§ EXERCISE
Repeat the entire listing exactly as written.

┌──

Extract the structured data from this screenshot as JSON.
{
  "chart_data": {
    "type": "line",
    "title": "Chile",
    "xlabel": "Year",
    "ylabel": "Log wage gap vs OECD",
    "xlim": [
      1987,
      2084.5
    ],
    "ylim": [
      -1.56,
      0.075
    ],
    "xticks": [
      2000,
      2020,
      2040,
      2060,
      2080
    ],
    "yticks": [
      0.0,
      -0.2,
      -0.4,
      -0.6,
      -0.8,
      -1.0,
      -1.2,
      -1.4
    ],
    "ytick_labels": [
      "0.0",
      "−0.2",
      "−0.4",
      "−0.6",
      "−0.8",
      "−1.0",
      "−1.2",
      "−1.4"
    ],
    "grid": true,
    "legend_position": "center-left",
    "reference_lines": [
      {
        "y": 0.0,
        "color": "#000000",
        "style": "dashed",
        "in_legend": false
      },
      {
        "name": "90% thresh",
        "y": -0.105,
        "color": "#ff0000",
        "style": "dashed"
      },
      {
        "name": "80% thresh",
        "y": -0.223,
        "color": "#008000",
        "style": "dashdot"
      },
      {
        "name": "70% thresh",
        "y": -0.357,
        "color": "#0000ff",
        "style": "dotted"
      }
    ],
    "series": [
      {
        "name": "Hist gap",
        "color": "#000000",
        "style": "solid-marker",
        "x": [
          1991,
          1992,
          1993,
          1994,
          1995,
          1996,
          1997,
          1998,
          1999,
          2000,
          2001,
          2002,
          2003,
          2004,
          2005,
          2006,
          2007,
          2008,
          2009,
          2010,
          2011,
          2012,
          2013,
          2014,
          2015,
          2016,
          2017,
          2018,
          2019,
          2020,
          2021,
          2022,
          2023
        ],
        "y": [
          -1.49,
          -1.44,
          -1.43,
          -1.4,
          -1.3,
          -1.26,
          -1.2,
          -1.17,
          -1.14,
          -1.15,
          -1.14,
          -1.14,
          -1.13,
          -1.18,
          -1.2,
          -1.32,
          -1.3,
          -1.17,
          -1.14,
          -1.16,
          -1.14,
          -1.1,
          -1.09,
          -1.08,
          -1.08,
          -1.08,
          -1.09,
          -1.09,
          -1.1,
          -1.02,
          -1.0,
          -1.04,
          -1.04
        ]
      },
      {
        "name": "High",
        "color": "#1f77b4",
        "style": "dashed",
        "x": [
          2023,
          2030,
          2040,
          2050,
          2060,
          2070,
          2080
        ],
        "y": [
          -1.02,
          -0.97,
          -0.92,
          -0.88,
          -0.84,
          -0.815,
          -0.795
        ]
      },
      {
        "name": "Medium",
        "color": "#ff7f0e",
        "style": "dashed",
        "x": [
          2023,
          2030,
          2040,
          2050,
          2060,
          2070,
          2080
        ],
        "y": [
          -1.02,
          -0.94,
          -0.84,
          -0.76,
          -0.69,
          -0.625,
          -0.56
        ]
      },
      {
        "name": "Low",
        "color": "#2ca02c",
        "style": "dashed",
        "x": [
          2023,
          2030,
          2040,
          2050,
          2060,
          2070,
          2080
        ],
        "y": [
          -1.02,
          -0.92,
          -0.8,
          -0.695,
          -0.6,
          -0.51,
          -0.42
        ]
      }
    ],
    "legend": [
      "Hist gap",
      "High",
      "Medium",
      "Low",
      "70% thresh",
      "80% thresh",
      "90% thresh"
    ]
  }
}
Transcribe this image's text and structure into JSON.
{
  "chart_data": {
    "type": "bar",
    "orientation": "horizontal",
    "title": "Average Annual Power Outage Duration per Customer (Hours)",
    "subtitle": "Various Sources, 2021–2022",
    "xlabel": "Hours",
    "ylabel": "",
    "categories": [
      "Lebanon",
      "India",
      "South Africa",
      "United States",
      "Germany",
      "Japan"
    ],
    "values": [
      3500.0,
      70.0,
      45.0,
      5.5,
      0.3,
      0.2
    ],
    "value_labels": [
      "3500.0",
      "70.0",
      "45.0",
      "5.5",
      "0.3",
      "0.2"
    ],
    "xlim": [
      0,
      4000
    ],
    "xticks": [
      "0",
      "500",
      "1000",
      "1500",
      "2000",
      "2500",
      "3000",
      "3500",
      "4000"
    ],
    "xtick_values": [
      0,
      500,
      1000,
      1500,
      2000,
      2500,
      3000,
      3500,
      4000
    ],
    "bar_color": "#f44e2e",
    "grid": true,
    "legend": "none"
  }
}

└──

§ TASK SOLUTION
Extract the structured data from this screenshot as JSON.
{
  "chart_data": {
    "type": "line",
    "title": "Chile",
    "xlabel": "Year",
    "ylabel": "Log wage gap vs OECD",
    "xlim": [
      1987,
      2084.5
    ],
    "ylim": [
      -1.56,
      0.075
    ],
    "xticks": [
      2000,
      2020,
      2040,
      2060,
      2080
    ],
    "yticks": [
      0.0,
      -0.2,
      -0.4,
      -0.6,
      -0.8,
      -1.0,
      -1.2,
      -1.4
    ],
    "ytick_labels": [
      "0.0",
      "−0.2",
      "−0.4",
      "−0.6",
      "−0.8",
      "−1.0",
      "−1.2",
      "−1.4"
    ],
    "grid": true,
    "legend_position": "center-left",
    "reference_lines": [
      {
        "y": 0.0,
        "color": "#000000",
        "style": "dashed",
        "in_legend": false
      },
      {
        "name": "90% thresh",
        "y": -0.105,
        "color": "#ff0000",
        "style": "dashed"
      },
      {
        "name": "80% thresh",
        "y": -0.223,
        "color": "#008000",
        "style": "dashdot"
      },
      {
        "name": "70% thresh",
        "y": -0.357,
        "color": "#0000ff",
        "style": "dotted"
      }
    ],
    "series": [
      {
        "name": "Hist gap",
        "color": "#000000",
        "style": "solid-marker",
        "x": [
          1991,
          1992,
          1993,
          1994,
          1995,
          1996,
          1997,
          1998,
          1999,
          2000,
          2001,
          2002,
          2003,
          2004,
          2005,
          2006,
          2007,
          2008,
          2009,
          2010,
          2011,
          2012,
          2013,
          2014,
          2015,
          2016,
          2017,
          2018,
          2019,
          2020,
          2021,
          2022,
          2023
        ],
        "y": [
          -1.49,
          -1.44,
          -1.43,
          -1.4,
          -1.3,
          -1.26,
          -1.2,
          -1.17,
          -1.14,
          -1.15,
          -1.14,
          -1.14,
          -1.13,
          -1.18,
          -1.2,
          -1.32,
          -1.3,
          -1.17,
          -1.14,
          -1.16,
          -1.14,
          -1.1,
          -1.09,
          -1.08,
          -1.08,
          -1.08,
          -1.09,
          -1.09,
          -1.1,
          -1.02,
          -1.0,
          -1.04,
          -1.04
        ]
      },
      {
        "name": "High",
        "color": "#1f77b4",
        "style": "dashed",
        "x": [
          2023,
          2030,
          2040,
          2050,
          2060,
          2070,
          2080
        ],
        "y": [
          -1.02,
          -0.97,
          -0.92,
          -0.88,
          -0.84,
          -0.815,
          -0.795
        ]
      },
      {
        "name": "Medium",
        "color": "#ff7f0e",
        "style": "dashed",
        "x": [
          2023,
          2030,
          2040,
          2050,
          2060,
          2070,
          2080
        ],
        "y": [
          -1.02,
          -0.94,
          -0.84,
          -0.76,
          -0.69,
          -0.625,
          -0.56
        ]
      },
      {
        "name": "Low",
        "color": "#2ca02c",
        "style": "dashed",
        "x": [
          2023,
          2030,
          2040,
          2050,
          2060,
          2070,
          2080
        ],
        "y": [
          -1.02,
          -0.92,
          -0.8,
          -0.695,
          -0.6,
          -0.51,
          -0.42
        ]
      }
    ],
    "legend": [
      "Hist gap",
      "High",
      "Medium",
      "Low",
      "70% thresh",
      "80% thresh",
      "90% thresh"
    ]
  }
}
Transcribe this image's text and structure into JSON.
{
  "chart_data": {
    "type": "bar",
    "orientation": "horizontal",
    "title": "Average Annual Power Outage Duration per Customer (Hours)",
    "subtitle": "Various Sources, 2021–2022",
    "xlabel": "Hours",
    "ylabel": "",
    "categories": [
      "Lebanon",
      "India",
      "South Africa",
      "United States",
      "Germany",
      "Japan"
    ],
    "values": [
      3500.0,
      70.0,
      45.0,
      5.5,
      0.3,
      0.2
    ],
    "value_labels": [
      "3500.0",
      "70.0",
      "45.0",
      "5.5",
      "0.3",
      "0.2"
    ],
    "xlim": [
      0,
      4000
    ],
    "xticks": [
      "0",
      "500",
      "1000",
      "1500",
      "2000",
      "2500",
      "3000",
      "3500",
      "4000"
    ],
    "xtick_values": [
      0,
      500,
      1000,
      1500,
      2000,
      2500,
      3000,
      3500,
      4000
    ],
    "bar_color": "#f44e2e",
    "grid": true,
    "legend": "none"
  }
}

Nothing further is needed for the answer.